- [Written instruction]:
Scan the data below for the string "endpoints". Copy every line where it appears.

##### Listing #####

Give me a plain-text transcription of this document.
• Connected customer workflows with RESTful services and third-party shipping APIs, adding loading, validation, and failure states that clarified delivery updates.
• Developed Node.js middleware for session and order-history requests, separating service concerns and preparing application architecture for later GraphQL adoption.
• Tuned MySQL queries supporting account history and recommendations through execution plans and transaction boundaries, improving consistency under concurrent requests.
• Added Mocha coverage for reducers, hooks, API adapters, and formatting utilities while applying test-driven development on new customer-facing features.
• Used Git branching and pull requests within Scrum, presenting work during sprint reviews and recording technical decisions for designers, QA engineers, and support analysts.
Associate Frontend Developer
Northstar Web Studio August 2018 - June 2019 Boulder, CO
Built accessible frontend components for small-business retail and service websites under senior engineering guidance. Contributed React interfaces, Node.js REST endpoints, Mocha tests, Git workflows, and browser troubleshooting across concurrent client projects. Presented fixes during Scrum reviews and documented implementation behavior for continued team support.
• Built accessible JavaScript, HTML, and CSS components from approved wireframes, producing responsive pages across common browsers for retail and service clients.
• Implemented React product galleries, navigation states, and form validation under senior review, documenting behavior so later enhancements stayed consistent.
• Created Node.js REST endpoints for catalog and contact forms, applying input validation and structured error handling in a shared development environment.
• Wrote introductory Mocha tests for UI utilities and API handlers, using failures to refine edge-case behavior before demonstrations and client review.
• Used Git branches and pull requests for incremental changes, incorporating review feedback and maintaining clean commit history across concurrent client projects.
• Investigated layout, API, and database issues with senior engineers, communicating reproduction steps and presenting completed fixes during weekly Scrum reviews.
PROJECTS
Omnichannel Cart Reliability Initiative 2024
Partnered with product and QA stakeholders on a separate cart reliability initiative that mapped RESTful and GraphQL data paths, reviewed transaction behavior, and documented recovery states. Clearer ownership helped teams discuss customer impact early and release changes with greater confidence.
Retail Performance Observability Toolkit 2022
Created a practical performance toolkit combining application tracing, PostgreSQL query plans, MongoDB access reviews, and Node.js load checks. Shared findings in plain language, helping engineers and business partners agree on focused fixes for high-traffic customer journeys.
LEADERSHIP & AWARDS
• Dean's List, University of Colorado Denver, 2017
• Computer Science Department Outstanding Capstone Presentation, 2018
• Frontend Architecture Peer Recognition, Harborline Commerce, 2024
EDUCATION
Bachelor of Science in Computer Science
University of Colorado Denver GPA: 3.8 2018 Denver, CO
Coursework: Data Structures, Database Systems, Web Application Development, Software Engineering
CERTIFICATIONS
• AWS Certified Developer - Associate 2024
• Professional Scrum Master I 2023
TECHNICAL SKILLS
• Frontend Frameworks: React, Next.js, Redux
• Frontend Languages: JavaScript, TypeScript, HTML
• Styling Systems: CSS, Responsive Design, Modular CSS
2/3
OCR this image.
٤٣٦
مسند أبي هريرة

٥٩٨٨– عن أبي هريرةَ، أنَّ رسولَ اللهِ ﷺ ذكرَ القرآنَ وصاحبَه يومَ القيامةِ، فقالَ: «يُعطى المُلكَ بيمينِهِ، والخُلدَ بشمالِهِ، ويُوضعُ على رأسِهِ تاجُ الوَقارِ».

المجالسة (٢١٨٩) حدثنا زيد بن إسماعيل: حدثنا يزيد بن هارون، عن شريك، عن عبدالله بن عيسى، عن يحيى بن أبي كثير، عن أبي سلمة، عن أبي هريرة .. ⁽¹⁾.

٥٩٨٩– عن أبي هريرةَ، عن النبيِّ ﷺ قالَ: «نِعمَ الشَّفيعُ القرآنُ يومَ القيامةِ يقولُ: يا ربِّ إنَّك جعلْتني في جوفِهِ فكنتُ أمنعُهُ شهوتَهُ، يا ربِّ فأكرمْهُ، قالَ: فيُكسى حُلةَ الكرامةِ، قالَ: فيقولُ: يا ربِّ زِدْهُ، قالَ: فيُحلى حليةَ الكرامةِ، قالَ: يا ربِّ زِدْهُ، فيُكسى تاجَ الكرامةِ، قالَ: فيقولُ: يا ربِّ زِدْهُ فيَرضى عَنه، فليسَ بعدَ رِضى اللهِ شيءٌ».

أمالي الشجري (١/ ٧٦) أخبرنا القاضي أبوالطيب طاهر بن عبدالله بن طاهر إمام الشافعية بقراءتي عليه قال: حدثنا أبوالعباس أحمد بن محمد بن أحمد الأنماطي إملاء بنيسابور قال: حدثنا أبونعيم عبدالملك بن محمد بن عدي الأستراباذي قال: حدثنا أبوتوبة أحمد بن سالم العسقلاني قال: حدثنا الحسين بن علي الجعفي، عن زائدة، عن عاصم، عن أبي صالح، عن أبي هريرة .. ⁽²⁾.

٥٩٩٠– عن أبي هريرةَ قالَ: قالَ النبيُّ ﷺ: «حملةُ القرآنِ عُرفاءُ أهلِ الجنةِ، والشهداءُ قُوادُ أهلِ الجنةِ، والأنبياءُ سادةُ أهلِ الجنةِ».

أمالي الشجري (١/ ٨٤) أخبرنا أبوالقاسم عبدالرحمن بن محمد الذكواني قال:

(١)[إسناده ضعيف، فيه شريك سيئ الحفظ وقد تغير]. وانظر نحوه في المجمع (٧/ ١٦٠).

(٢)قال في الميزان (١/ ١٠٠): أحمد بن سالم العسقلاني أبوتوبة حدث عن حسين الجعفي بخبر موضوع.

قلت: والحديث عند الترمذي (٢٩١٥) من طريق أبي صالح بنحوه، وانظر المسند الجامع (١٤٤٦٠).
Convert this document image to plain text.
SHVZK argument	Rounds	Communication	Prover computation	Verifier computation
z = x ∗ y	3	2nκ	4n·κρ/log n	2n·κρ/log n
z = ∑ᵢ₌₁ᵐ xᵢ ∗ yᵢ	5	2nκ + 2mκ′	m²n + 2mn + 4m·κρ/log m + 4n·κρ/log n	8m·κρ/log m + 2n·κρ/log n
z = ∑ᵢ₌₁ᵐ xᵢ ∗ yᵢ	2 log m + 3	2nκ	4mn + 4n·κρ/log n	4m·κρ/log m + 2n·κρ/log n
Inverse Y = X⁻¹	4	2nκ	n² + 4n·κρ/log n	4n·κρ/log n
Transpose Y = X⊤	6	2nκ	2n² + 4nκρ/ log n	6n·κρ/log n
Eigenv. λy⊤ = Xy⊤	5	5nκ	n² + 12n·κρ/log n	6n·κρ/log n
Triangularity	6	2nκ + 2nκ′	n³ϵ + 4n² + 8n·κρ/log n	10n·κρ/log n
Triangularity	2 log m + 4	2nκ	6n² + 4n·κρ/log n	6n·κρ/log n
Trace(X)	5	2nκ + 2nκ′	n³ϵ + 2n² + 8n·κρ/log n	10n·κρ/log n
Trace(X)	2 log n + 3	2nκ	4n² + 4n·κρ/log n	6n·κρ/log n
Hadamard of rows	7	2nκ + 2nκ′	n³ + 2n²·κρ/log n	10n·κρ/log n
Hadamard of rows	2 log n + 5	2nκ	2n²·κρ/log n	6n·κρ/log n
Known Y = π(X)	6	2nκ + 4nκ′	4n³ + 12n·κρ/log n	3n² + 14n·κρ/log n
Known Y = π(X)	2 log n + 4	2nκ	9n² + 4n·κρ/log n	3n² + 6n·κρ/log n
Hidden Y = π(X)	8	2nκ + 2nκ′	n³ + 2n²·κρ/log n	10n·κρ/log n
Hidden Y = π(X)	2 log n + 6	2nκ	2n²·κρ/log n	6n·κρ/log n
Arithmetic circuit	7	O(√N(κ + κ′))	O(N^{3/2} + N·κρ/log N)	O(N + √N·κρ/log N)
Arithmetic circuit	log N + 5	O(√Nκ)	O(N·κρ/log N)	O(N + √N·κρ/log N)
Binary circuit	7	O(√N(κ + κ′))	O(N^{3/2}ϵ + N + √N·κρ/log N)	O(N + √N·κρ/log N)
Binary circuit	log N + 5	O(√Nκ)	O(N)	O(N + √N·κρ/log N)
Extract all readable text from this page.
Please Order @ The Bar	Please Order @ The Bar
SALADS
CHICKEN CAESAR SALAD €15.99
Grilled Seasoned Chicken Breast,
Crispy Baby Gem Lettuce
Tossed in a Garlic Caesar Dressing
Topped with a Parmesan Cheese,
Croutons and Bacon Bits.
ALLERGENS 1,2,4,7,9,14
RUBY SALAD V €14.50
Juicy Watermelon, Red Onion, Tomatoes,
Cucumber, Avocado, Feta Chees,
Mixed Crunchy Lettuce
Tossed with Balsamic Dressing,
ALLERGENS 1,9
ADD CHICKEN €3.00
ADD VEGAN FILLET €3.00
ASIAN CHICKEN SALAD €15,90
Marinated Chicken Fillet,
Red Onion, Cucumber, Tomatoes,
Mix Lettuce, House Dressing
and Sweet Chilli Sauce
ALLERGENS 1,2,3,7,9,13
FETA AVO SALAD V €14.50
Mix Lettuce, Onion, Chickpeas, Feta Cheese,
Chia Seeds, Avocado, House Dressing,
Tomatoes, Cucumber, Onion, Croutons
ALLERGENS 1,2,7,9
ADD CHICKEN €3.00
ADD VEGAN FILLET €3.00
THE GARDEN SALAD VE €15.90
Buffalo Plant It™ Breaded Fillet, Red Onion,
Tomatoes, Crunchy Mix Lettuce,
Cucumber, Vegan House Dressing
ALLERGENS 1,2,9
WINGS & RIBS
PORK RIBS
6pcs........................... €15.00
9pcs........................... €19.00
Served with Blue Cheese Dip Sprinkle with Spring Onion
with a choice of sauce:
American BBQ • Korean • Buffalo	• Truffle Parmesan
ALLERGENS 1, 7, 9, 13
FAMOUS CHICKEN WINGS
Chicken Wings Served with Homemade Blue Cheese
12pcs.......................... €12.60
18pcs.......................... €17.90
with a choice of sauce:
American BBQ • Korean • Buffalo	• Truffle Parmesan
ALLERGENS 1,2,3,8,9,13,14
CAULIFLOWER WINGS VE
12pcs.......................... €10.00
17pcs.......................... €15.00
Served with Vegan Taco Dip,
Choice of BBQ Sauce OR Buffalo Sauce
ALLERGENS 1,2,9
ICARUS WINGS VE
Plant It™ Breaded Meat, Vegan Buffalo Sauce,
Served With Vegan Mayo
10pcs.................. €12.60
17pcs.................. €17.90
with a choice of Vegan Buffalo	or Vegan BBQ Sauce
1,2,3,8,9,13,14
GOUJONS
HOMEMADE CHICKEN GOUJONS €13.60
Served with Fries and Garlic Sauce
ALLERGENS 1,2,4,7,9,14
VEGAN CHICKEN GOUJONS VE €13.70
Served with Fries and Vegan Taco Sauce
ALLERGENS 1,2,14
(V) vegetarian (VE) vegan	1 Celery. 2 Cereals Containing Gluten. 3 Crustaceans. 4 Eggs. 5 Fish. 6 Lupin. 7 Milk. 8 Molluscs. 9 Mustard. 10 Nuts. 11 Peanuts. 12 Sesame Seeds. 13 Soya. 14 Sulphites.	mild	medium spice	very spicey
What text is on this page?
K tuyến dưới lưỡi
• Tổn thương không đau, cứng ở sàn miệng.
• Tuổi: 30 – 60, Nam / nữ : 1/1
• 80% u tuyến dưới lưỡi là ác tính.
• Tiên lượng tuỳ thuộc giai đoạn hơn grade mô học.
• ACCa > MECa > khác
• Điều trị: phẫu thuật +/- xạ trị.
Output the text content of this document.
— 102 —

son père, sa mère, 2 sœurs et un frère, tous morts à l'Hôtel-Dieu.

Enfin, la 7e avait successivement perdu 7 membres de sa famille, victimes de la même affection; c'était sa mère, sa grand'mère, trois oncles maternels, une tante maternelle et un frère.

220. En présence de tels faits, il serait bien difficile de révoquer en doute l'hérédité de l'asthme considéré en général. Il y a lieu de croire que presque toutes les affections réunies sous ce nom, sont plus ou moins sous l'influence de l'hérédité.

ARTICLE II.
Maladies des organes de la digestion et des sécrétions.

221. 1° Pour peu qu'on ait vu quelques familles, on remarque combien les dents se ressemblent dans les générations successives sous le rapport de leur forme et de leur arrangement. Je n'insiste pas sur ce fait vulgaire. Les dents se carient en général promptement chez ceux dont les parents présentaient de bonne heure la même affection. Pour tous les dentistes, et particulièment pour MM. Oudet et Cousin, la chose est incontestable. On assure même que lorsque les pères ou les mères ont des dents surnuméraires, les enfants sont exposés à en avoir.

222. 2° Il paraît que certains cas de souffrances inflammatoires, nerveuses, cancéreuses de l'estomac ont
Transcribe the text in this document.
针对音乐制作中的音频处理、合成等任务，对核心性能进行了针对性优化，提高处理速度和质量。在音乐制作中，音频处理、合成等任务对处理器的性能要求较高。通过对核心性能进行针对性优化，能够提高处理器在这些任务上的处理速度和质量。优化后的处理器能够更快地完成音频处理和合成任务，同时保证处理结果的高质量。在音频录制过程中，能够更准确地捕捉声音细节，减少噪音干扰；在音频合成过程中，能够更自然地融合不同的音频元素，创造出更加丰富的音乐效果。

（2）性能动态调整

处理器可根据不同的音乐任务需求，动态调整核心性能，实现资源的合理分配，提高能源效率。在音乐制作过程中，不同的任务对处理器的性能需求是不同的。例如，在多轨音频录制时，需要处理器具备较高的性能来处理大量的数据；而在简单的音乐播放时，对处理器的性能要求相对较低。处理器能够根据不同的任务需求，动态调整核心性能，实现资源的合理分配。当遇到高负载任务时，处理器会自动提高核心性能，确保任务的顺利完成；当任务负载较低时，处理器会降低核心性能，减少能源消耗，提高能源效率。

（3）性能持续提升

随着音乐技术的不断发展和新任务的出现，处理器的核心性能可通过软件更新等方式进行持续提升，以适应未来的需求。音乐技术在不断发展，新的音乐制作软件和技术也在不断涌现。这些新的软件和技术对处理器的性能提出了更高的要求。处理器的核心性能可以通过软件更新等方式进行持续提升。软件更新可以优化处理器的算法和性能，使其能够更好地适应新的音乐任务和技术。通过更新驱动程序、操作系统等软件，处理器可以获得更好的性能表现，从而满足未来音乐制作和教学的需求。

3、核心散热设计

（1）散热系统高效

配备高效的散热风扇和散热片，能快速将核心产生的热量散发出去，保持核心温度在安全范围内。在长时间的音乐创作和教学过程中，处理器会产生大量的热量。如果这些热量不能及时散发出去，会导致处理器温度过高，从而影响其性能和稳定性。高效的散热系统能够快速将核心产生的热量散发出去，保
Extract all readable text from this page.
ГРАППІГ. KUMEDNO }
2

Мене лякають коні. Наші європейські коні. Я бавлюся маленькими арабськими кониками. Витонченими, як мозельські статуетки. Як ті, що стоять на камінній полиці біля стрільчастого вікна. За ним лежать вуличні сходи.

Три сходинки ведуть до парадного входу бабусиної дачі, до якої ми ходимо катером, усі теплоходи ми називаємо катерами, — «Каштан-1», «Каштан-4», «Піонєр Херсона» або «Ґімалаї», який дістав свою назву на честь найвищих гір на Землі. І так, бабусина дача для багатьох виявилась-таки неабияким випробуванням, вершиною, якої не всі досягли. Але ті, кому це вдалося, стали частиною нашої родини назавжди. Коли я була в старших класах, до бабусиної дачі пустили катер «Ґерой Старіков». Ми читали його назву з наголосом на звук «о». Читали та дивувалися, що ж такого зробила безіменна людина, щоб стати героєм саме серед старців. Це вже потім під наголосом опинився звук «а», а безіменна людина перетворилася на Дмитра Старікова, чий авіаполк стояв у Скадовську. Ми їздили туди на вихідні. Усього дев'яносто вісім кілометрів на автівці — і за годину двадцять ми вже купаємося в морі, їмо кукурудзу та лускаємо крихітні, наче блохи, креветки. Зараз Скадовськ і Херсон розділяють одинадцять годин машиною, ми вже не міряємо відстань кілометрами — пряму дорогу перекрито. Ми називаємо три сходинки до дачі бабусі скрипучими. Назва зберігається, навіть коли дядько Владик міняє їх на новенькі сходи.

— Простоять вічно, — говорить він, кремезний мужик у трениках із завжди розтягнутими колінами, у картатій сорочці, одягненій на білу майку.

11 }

#####

- [Task response]:
Built accessible frontend components for small-business retail and service websites under senior engineering guidance. Contributed React interfaces, Node.js REST endpoints, Mocha tests, Git workflows, and browser troubleshooting across concurrent client projects. Presented fixes during Scrum reviews and documented implementation behavior for continued team support.
• Created Node.js REST endpoints for catalog and contact forms, applying input validation and structured error handling in a shared development environment.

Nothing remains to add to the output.